-- Source material start --
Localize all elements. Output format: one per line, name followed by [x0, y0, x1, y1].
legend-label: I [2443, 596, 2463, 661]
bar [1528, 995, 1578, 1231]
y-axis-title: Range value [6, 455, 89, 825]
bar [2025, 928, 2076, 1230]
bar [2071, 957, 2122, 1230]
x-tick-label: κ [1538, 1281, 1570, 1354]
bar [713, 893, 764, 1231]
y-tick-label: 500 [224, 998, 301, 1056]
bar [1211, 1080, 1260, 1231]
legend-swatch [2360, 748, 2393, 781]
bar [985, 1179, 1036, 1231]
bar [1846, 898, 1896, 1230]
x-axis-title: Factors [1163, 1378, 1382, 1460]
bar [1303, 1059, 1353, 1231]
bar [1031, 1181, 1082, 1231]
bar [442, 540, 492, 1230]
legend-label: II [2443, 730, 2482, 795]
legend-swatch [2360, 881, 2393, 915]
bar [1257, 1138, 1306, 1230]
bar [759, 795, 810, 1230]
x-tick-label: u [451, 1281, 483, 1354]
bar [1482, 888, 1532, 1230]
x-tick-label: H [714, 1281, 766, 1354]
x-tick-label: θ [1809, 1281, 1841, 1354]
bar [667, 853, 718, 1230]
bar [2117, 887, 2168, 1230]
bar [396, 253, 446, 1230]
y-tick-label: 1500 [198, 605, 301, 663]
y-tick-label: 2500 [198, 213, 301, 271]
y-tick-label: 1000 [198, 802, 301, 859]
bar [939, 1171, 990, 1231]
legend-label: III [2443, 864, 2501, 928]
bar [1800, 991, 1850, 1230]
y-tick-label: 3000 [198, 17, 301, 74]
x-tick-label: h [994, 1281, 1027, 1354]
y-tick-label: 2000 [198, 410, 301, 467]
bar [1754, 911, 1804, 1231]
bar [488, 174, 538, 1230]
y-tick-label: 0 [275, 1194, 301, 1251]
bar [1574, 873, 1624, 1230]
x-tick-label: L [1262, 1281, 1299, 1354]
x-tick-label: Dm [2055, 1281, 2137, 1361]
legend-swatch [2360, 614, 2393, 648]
-- Source material end --
Task description |
Update the rows above by replacing every occurrence of "legend-swatch" with "legend-marker", keeping all other text exactly the same.

Solution to this task |
Localize all elements. Output format: one per line, name followed by [x0, y0, x1, y1].
legend-label: I [2443, 596, 2463, 661]
bar [1528, 995, 1578, 1231]
y-axis-title: Range value [6, 455, 89, 825]
bar [2025, 928, 2076, 1230]
bar [2071, 957, 2122, 1230]
x-tick-label: κ [1538, 1281, 1570, 1354]
bar [713, 893, 764, 1231]
y-tick-label: 500 [224, 998, 301, 1056]
bar [1211, 1080, 1260, 1231]
legend-marker [2360, 748, 2393, 781]
bar [985, 1179, 1036, 1231]
bar [1846, 898, 1896, 1230]
x-axis-title: Factors [1163, 1378, 1382, 1460]
bar [1303, 1059, 1353, 1231]
bar [1031, 1181, 1082, 1231]
bar [442, 540, 492, 1230]
legend-label: II [2443, 730, 2482, 795]
legend-marker [2360, 881, 2393, 915]
bar [1257, 1138, 1306, 1230]
bar [759, 795, 810, 1230]
x-tick-label: u [451, 1281, 483, 1354]
bar [1482, 888, 1532, 1230]
x-tick-label: H [714, 1281, 766, 1354]
x-tick-label: θ [1809, 1281, 1841, 1354]
bar [667, 853, 718, 1230]
bar [2117, 887, 2168, 1230]
bar [396, 253, 446, 1230]
y-tick-label: 1500 [198, 605, 301, 663]
y-tick-label: 2500 [198, 213, 301, 271]
y-tick-label: 1000 [198, 802, 301, 859]
bar [939, 1171, 990, 1231]
legend-label: III [2443, 864, 2501, 928]
bar [1800, 991, 1850, 1230]
y-tick-label: 3000 [198, 17, 301, 74]
x-tick-label: h [994, 1281, 1027, 1354]
y-tick-label: 2000 [198, 410, 301, 467]
bar [1754, 911, 1804, 1231]
bar [488, 174, 538, 1230]
y-tick-label: 0 [275, 1194, 301, 1251]
bar [1574, 873, 1624, 1230]
x-tick-label: L [1262, 1281, 1299, 1354]
x-tick-label: Dm [2055, 1281, 2137, 1361]
legend-marker [2360, 614, 2393, 648]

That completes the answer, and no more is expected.